● **PROVIDED DATA**:
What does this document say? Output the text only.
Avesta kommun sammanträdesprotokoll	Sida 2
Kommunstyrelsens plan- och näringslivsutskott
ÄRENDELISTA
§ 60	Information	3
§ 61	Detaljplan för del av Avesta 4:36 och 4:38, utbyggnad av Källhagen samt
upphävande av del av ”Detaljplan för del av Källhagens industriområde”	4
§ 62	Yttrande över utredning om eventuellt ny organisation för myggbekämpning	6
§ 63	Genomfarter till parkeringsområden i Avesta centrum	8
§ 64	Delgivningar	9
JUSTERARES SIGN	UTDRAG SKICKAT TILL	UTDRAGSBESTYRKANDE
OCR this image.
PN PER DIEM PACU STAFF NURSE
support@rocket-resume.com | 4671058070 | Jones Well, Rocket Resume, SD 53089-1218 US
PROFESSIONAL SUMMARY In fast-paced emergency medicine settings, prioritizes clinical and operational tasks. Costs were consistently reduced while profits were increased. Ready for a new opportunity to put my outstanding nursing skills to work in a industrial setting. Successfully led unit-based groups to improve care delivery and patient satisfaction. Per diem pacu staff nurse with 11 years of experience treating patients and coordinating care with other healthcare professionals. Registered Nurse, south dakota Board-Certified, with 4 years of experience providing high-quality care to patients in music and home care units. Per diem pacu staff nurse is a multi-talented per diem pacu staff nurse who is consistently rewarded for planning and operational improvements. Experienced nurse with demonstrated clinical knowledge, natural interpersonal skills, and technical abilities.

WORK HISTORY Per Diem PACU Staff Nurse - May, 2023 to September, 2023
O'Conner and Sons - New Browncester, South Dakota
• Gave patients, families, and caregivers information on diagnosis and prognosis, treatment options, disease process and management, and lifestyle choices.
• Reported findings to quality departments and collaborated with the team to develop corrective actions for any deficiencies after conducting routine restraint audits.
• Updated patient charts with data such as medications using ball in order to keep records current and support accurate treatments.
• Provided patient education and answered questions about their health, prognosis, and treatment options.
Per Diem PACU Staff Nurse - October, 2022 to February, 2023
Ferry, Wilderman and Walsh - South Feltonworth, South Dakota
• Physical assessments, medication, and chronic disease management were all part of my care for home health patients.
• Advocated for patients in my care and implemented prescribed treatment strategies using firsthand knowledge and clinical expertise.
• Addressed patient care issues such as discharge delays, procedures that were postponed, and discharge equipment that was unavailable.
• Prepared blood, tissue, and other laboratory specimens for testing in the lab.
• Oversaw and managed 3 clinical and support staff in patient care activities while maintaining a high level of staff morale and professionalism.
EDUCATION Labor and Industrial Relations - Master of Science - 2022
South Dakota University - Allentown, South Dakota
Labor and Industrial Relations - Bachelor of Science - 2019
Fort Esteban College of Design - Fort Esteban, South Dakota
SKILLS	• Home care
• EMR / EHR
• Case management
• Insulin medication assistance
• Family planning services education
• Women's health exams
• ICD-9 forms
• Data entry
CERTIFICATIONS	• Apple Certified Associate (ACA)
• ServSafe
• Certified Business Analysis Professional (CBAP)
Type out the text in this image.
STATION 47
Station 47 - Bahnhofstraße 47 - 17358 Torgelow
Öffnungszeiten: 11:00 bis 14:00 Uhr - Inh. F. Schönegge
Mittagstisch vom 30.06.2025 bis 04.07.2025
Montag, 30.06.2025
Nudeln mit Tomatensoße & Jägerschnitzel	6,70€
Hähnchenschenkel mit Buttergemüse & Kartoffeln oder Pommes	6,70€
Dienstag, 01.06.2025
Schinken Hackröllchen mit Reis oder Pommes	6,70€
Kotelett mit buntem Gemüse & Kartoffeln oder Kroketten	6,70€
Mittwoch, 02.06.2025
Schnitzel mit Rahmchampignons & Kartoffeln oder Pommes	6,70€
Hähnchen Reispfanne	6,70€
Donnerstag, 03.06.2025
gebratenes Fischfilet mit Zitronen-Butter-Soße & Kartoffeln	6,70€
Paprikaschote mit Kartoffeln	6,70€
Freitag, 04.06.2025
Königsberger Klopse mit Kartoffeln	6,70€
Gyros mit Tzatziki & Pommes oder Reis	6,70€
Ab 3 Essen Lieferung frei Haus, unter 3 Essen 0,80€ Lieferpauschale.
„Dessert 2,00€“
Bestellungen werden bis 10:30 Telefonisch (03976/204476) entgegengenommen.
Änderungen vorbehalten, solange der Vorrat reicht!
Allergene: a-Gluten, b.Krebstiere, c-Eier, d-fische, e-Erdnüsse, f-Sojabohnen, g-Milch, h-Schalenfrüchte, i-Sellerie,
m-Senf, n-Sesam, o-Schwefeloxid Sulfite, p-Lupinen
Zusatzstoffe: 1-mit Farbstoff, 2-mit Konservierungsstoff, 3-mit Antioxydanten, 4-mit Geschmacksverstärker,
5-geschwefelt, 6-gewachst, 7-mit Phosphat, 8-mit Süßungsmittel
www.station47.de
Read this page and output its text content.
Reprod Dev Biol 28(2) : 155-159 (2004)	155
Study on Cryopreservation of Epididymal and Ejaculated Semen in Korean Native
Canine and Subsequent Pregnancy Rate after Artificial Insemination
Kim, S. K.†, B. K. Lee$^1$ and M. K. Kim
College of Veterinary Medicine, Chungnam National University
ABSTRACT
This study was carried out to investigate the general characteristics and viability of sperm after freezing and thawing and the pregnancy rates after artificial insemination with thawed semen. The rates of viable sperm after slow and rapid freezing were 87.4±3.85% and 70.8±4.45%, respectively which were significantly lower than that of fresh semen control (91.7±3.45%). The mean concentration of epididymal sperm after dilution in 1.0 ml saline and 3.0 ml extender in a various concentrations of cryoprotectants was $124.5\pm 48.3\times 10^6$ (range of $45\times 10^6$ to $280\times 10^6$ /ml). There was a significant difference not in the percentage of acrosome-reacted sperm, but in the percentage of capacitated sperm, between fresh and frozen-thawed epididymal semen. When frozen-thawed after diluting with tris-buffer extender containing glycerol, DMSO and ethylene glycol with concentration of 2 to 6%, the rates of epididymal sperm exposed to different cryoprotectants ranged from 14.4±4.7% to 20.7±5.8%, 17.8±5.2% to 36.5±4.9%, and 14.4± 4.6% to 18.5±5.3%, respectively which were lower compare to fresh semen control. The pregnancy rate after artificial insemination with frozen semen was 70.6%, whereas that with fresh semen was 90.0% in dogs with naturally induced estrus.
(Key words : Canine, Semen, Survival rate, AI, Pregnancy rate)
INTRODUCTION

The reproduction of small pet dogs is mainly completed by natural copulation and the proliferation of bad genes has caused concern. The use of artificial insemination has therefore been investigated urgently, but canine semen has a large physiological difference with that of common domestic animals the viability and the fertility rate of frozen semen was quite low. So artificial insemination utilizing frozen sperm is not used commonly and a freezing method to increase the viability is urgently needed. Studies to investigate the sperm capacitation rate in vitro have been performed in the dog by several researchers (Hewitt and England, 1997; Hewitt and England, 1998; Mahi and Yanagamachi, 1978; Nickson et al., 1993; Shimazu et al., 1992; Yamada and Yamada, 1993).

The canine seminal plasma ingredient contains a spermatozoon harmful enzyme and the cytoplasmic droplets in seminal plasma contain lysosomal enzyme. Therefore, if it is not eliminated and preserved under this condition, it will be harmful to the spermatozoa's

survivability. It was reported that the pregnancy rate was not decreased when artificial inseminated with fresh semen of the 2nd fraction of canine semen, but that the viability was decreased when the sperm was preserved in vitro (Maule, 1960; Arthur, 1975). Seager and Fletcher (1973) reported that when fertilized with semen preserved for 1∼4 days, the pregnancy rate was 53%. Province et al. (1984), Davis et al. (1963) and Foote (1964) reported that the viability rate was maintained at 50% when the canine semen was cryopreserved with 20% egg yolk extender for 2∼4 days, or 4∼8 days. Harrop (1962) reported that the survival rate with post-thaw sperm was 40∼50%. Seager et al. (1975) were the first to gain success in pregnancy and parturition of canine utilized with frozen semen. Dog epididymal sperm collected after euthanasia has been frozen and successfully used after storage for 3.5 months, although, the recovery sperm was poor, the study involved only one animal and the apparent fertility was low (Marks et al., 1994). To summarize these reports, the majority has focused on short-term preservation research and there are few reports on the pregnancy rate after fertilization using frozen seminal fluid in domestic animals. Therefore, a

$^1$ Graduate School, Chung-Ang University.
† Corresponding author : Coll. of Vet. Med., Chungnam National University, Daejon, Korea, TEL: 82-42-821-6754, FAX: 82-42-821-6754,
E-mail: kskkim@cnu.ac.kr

● **ACTION ITEM**:
Throughout the material above, find each line with "disease" and return it.

● **REPLY TO THE TASK**:
• Gave patients, families, and caregivers information on diagnosis and prognosis, treatment options, disease process and management, and lifestyle choices.
• Physical assessments, medication, and chronic disease management were all part of my care for home health patients.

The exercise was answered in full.